## PROBLEM TO SOLVE
Reproduce the listing verbatim.

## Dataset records
····················
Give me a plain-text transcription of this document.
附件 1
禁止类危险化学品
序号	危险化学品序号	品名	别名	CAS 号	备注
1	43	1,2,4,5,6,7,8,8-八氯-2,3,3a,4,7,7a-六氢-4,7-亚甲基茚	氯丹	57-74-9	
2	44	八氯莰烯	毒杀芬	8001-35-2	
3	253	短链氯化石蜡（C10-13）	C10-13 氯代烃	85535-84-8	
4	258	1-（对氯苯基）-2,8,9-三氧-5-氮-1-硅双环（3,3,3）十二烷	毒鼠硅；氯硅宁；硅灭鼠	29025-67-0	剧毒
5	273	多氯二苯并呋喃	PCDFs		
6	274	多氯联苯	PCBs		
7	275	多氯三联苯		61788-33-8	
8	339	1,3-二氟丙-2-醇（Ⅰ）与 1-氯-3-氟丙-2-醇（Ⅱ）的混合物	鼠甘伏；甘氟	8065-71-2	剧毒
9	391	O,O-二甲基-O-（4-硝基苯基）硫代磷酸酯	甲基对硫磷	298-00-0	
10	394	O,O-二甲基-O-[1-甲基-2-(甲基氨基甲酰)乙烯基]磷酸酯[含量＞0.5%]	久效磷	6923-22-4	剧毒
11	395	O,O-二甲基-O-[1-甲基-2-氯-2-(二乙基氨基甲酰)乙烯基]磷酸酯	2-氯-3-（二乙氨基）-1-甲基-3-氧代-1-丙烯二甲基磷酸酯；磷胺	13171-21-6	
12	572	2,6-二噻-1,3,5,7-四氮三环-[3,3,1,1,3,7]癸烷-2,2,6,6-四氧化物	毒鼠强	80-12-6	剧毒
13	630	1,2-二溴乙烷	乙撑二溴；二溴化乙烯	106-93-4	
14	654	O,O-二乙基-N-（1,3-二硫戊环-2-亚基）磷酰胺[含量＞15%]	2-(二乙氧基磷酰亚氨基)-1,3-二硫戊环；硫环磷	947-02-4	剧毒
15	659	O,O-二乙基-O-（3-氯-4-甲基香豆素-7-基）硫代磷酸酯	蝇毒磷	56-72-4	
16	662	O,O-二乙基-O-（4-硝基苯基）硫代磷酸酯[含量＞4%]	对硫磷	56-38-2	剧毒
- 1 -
····················
## ANSWER TO THE PROBLEM
Give me a plain-text transcription of this document.
附件 1
禁止类危险化学品
序号	危险化学品序号	品名	别名	CAS 号	备注
1	43	1,2,4,5,6,7,8,8-八氯-2,3,3a,4,7,7a-六氢-4,7-亚甲基茚	氯丹	57-74-9	
2	44	八氯莰烯	毒杀芬	8001-35-2	
3	253	短链氯化石蜡（C10-13）	C10-13 氯代烃	85535-84-8	
4	258	1-（对氯苯基）-2,8,9-三氧-5-氮-1-硅双环（3,3,3）十二烷	毒鼠硅；氯硅宁；硅灭鼠	29025-67-0	剧毒
5	273	多氯二苯并呋喃	PCDFs		
6	274	多氯联苯	PCBs		
7	275	多氯三联苯		61788-33-8	
8	339	1,3-二氟丙-2-醇（Ⅰ）与 1-氯-3-氟丙-2-醇（Ⅱ）的混合物	鼠甘伏；甘氟	8065-71-2	剧毒
9	391	O,O-二甲基-O-（4-硝基苯基）硫代磷酸酯	甲基对硫磷	298-00-0	
10	394	O,O-二甲基-O-[1-甲基-2-(甲基氨基甲酰)乙烯基]磷酸酯[含量＞0.5%]	久效磷	6923-22-4	剧毒
11	395	O,O-二甲基-O-[1-甲基-2-氯-2-(二乙基氨基甲酰)乙烯基]磷酸酯	2-氯-3-（二乙氨基）-1-甲基-3-氧代-1-丙烯二甲基磷酸酯；磷胺	13171-21-6	
12	572	2,6-二噻-1,3,5,7-四氮三环-[3,3,1,1,3,7]癸烷-2,2,6,6-四氧化物	毒鼠强	80-12-6	剧毒
13	630	1,2-二溴乙烷	乙撑二溴；二溴化乙烯	106-93-4	
14	654	O,O-二乙基-N-（1,3-二硫戊环-2-亚基）磷酰胺[含量＞15%]	2-(二乙氧基磷酰亚氨基)-1,3-二硫戊环；硫环磷	947-02-4	剧毒
15	659	O,O-二乙基-O-（3-氯-4-甲基香豆素-7-基）硫代磷酸酯	蝇毒磷	56-72-4	
16	662	O,O-二乙基-O-（4-硝基苯基）硫代磷酸酯[含量＞4%]	对硫磷	56-38-2	剧毒
- 1 -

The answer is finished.